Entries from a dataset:
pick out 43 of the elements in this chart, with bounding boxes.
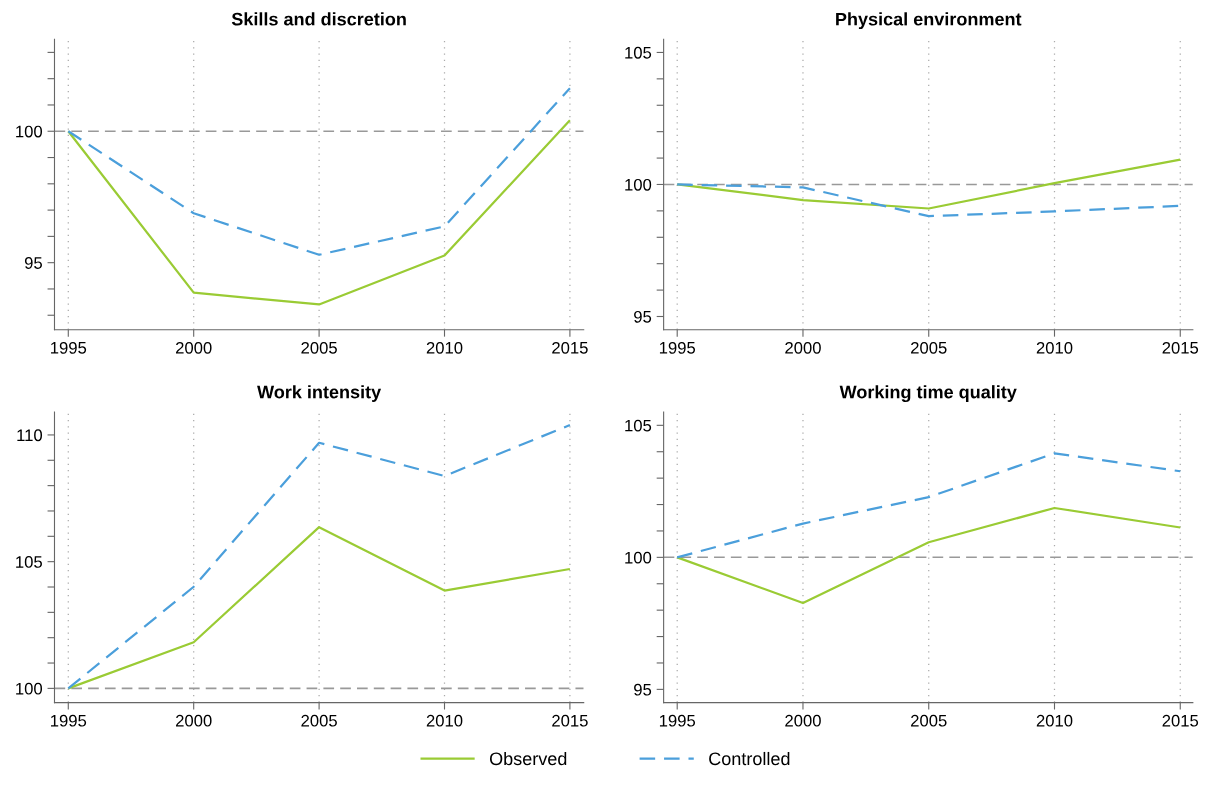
x-tick-label: 2005	[301, 714, 337, 727]
line-series	[67, 423, 572, 690]
y-tick-label: 95	[634, 310, 652, 323]
x-tick-label: 2005	[911, 341, 947, 354]
line-series	[676, 452, 1182, 559]
x-tick-label: 1995	[51, 341, 87, 354]
line-series	[67, 526, 572, 690]
x-tick-label: 2015	[1162, 341, 1199, 354]
x-tick-label: 1995	[51, 714, 87, 727]
chart-title: Work intensity	[257, 385, 382, 402]
x-tick-label: 2010	[426, 714, 463, 727]
x-tick-label: 2015	[1162, 714, 1199, 727]
y-tick-label: 105	[625, 46, 652, 59]
x-tick-label: 2000	[785, 341, 821, 354]
x-tick-label: 2000	[785, 714, 821, 727]
x-tick-label: 2015	[552, 714, 588, 727]
line-series	[676, 506, 1182, 605]
x-tick-label: 2005	[301, 341, 337, 354]
legend-label: Observed	[489, 751, 567, 766]
chart-title: Working time quality	[839, 385, 1017, 403]
y-tick-label: 105	[16, 556, 42, 568]
chart-title: Skills and discretion	[231, 12, 406, 26]
x-tick-label: 2000	[176, 714, 212, 727]
x-tick-label: 2010	[1036, 714, 1073, 727]
x-tick-label: 1995	[659, 341, 696, 354]
y-tick-label: 100	[625, 551, 652, 564]
y-tick-label: 105	[625, 419, 652, 432]
x-tick-label: 2015	[552, 341, 588, 354]
chart-title: Physical environment	[836, 12, 1022, 30]
y-tick-label: 95	[634, 683, 652, 696]
y-tick-label: 100	[16, 682, 43, 695]
legend-label: Controlled	[709, 751, 790, 766]
y-tick-label: 110	[17, 429, 43, 442]
line-series	[67, 87, 572, 256]
x-tick-label: 2010	[1036, 341, 1073, 354]
x-tick-label: 2010	[426, 341, 463, 354]
y-tick-label: 100	[625, 178, 652, 191]
line-series	[67, 119, 572, 306]
x-tick-label: 2005	[911, 714, 947, 727]
y-tick-label: 95	[24, 257, 42, 269]
x-tick-label: 1995	[659, 714, 696, 727]
x-tick-label: 2000	[176, 341, 212, 354]
y-tick-label: 100	[16, 125, 43, 138]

The problem:
Can you rewrite all of the material above, replacing each "line-series" with "data-line" and changing nothing else, and leave the pictures out of your answer?

Complete output:
pick out 43 of the elements in this chart, with bounding boxes.
x-tick-label: 2005	[301, 714, 337, 727]
data-line	[67, 423, 572, 690]
y-tick-label: 95	[634, 310, 652, 323]
x-tick-label: 2005	[911, 341, 947, 354]
data-line	[676, 452, 1182, 559]
x-tick-label: 1995	[51, 341, 87, 354]
data-line	[67, 526, 572, 690]
x-tick-label: 2015	[1162, 341, 1199, 354]
x-tick-label: 1995	[51, 714, 87, 727]
chart-title: Work intensity	[257, 385, 382, 402]
x-tick-label: 2010	[426, 714, 463, 727]
x-tick-label: 2015	[1162, 714, 1199, 727]
y-tick-label: 105	[625, 46, 652, 59]
x-tick-label: 2000	[785, 341, 821, 354]
x-tick-label: 2000	[785, 714, 821, 727]
x-tick-label: 2015	[552, 714, 588, 727]
data-line	[676, 506, 1182, 605]
x-tick-label: 2005	[301, 341, 337, 354]
legend-label: Observed	[489, 751, 567, 766]
chart-title: Working time quality	[839, 385, 1017, 403]
y-tick-label: 105	[16, 556, 42, 568]
chart-title: Skills and discretion	[231, 12, 406, 26]
x-tick-label: 2000	[176, 714, 212, 727]
x-tick-label: 2010	[1036, 714, 1073, 727]
x-tick-label: 1995	[659, 341, 696, 354]
y-tick-label: 100	[625, 551, 652, 564]
y-tick-label: 105	[625, 419, 652, 432]
x-tick-label: 2015	[552, 341, 588, 354]
chart-title: Physical environment	[836, 12, 1022, 30]
y-tick-label: 95	[634, 683, 652, 696]
y-tick-label: 100	[16, 682, 43, 695]
legend-label: Controlled	[709, 751, 790, 766]
y-tick-label: 110	[17, 429, 43, 442]
data-line	[67, 87, 572, 256]
x-tick-label: 2010	[1036, 341, 1073, 354]
x-tick-label: 2010	[426, 341, 463, 354]
y-tick-label: 100	[625, 178, 652, 191]
data-line	[67, 119, 572, 306]
x-tick-label: 2005	[911, 714, 947, 727]
y-tick-label: 95	[24, 257, 42, 269]
x-tick-label: 1995	[659, 714, 696, 727]
x-tick-label: 2000	[176, 341, 212, 354]
y-tick-label: 100	[16, 125, 43, 138]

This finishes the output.